Copy out all the records exactly.
************
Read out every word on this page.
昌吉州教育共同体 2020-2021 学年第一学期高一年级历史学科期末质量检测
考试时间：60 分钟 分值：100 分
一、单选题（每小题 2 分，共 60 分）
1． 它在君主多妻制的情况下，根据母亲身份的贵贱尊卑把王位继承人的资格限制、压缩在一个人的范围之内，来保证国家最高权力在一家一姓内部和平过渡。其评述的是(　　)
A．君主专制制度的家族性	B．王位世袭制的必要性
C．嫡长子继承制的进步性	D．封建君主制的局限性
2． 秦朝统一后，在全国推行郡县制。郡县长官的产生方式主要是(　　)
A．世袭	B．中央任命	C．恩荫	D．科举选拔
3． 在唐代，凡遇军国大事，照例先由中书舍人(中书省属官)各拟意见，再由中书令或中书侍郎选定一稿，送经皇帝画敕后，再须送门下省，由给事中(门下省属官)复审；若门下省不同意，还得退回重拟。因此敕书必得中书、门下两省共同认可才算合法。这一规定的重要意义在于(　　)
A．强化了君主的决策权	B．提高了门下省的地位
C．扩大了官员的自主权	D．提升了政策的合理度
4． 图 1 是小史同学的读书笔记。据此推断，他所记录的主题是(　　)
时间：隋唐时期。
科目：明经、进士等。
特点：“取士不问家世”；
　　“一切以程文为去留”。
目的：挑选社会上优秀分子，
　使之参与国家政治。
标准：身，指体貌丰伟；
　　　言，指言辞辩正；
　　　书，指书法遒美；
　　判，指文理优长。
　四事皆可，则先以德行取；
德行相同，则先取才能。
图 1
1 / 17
************
# Answer to this task:
Read out every word on this page.
昌吉州教育共同体 2020-2021 学年第一学期高一年级历史学科期末质量检测
考试时间：60 分钟 分值：100 分
一、单选题（每小题 2 分，共 60 分）
1． 它在君主多妻制的情况下，根据母亲身份的贵贱尊卑把王位继承人的资格限制、压缩在一个人的范围之内，来保证国家最高权力在一家一姓内部和平过渡。其评述的是(　　)
A．君主专制制度的家族性	B．王位世袭制的必要性
C．嫡长子继承制的进步性	D．封建君主制的局限性
2． 秦朝统一后，在全国推行郡县制。郡县长官的产生方式主要是(　　)
A．世袭	B．中央任命	C．恩荫	D．科举选拔
3． 在唐代，凡遇军国大事，照例先由中书舍人(中书省属官)各拟意见，再由中书令或中书侍郎选定一稿，送经皇帝画敕后，再须送门下省，由给事中(门下省属官)复审；若门下省不同意，还得退回重拟。因此敕书必得中书、门下两省共同认可才算合法。这一规定的重要意义在于(　　)
A．强化了君主的决策权	B．提高了门下省的地位
C．扩大了官员的自主权	D．提升了政策的合理度
4． 图 1 是小史同学的读书笔记。据此推断，他所记录的主题是(　　)
时间：隋唐时期。
科目：明经、进士等。
特点：“取士不问家世”；
　　“一切以程文为去留”。
目的：挑选社会上优秀分子，
　使之参与国家政治。
标准：身，指体貌丰伟；
　　　言，指言辞辩正；
　　　书，指书法遒美；
　　判，指文理优长。
　四事皆可，则先以德行取；
德行相同，则先取才能。
图 1
1 / 17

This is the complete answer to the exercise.